List the lines of this listing that hold the word "color".

-- Start --

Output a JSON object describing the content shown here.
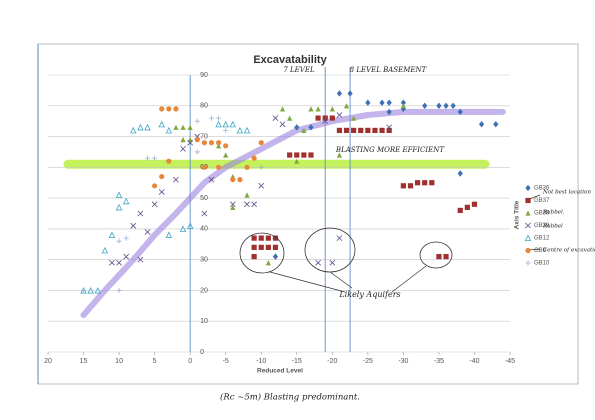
{
  "chart_data": {
    "type": "scatter",
    "title": "Excavatability",
    "x_label": "Reduced Level",
    "y_label": "Axis Title",
    "xlim": [
      20,
      -45
    ],
    "ylim": [
      0,
      90
    ],
    "xticks": [
      20,
      15,
      10,
      5,
      0,
      -5,
      -10,
      -15,
      -20,
      -25,
      -30,
      -35,
      -40,
      -45
    ],
    "yticks": [
      0,
      10,
      20,
      30,
      40,
      50,
      60,
      70,
      80,
      90
    ],
    "grid": true,
    "legend": "right",
    "series": [
      {
        "name": "GB36",
        "color": "#3f6fb5",
        "marker": "diamond",
        "x": [
          -21,
          -22.5,
          -25,
          -27,
          -28,
          -30,
          -33,
          -35,
          -36,
          -37,
          -38,
          -41,
          -43,
          -28,
          -30,
          -15,
          -38,
          -17,
          -12
        ],
        "values": [
          84,
          84,
          81,
          81,
          81,
          81,
          80,
          80,
          80,
          80,
          78,
          74,
          74,
          78,
          79,
          73,
          58,
          73,
          31
        ]
      },
      {
        "name": "GB37",
        "color": "#a0302e",
        "marker": "square",
        "x": [
          -18,
          -19,
          -20,
          -21,
          -22,
          -23,
          -24,
          -25,
          -26,
          -27,
          -28,
          -14,
          -15,
          -16,
          -17,
          -30,
          -31,
          -32,
          -33,
          -34,
          -38,
          -39,
          -40,
          -9,
          -10,
          -11,
          -12,
          -9,
          -10,
          -11,
          -12,
          -9,
          -35,
          -36
        ],
        "values": [
          76,
          76,
          76,
          72,
          72,
          72,
          72,
          72,
          72,
          72,
          72,
          64,
          64,
          64,
          64,
          54,
          54,
          55,
          55,
          55,
          46,
          47,
          48,
          37,
          37,
          37,
          37,
          34,
          34,
          34,
          34,
          31,
          31,
          31
        ]
      },
      {
        "name": "GB38",
        "color": "#7fa83e",
        "marker": "triangle",
        "x": [
          0,
          1,
          2,
          0,
          1,
          -4,
          -5,
          -6,
          -8,
          -6,
          -13,
          -14,
          -17,
          -18,
          -20,
          -22,
          -23,
          -16,
          -15,
          -11,
          -21,
          -30
        ],
        "values": [
          73,
          73,
          73,
          69,
          69,
          67,
          64,
          57,
          51,
          47,
          79,
          76,
          79,
          79,
          79,
          80,
          76,
          72,
          62,
          29,
          64,
          80
        ]
      },
      {
        "name": "GB39",
        "color": "#5a4a8c",
        "marker": "x",
        "x": [
          10,
          11,
          9,
          7,
          6,
          8,
          7,
          5,
          4,
          2,
          1,
          0,
          -1,
          -2,
          -3,
          -6,
          -8,
          -9,
          -10,
          -12,
          -13,
          -20,
          -18,
          -21,
          -19,
          -21,
          -28
        ],
        "values": [
          29,
          29,
          31,
          30,
          39,
          41,
          45,
          48,
          52,
          56,
          66,
          68,
          70,
          45,
          56,
          48,
          48,
          48,
          54,
          76,
          74,
          29,
          29,
          37,
          75,
          77,
          73
        ]
      },
      {
        "name": "GB12",
        "color": "#3aa6c4",
        "marker": "triangle-open",
        "x": [
          13,
          14,
          15,
          10,
          10,
          9,
          11,
          12,
          8,
          7,
          6,
          4,
          3,
          1,
          0,
          3,
          -4,
          -5,
          -6,
          -7,
          -8
        ],
        "values": [
          20,
          20,
          20,
          47,
          51,
          49,
          38,
          33,
          72,
          73,
          73,
          74,
          72,
          40,
          41,
          38,
          74,
          74,
          74,
          72,
          72
        ]
      },
      {
        "name": "GB9",
        "color": "#e8873a",
        "marker": "circle",
        "x": [
          2,
          3,
          4,
          -1,
          -2,
          -3,
          -4,
          -5,
          -2,
          -4,
          -6,
          -7,
          -8,
          3,
          4,
          5,
          -9,
          -10
        ],
        "values": [
          79,
          79,
          79,
          69,
          68,
          68,
          68,
          67,
          60,
          60,
          56,
          56,
          60,
          62,
          57,
          54,
          63,
          68
        ]
      },
      {
        "name": "GB10",
        "color": "#98b4d8",
        "marker": "plus",
        "x": [
          15,
          10,
          10,
          9,
          5,
          6,
          -1,
          -1,
          -3,
          -4,
          -5,
          -10
        ],
        "values": [
          20,
          20,
          36,
          37,
          63,
          63,
          65,
          75,
          76,
          76,
          72,
          60
        ]
      }
    ],
    "reference_lines": {
      "x": [
        -19,
        -22.5
      ],
      "y_band": 61
    },
    "trendline": {
      "x": [
        15,
        12,
        8,
        5,
        2,
        0,
        -2,
        -5,
        -10,
        -15,
        -20,
        -25,
        -30,
        -35,
        -40,
        -44
      ],
      "y": [
        12,
        20,
        30,
        38,
        45,
        50,
        55,
        60,
        66,
        72,
        75,
        77,
        78,
        78,
        78,
        78
      ]
    },
    "annotations": [
      "7 LEVEL",
      "8 LEVEL BASEMENT",
      "BLASTING MORE EFFICIENT",
      "Likely Aquifers",
      "Not best location",
      "Rubbel.",
      "Rubbel",
      "Centre of excavation",
      "(Rc ~5m) Blasting predominant."
    ]
  }
}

-- End --

> Final result:
        "color": "#3f6fb5",
        "color": "#a0302e",
        "color": "#7fa83e",
        "color": "#5a4a8c",
        "color": "#3aa6c4",
        "color": "#e8873a",
        "color": "#98b4d8",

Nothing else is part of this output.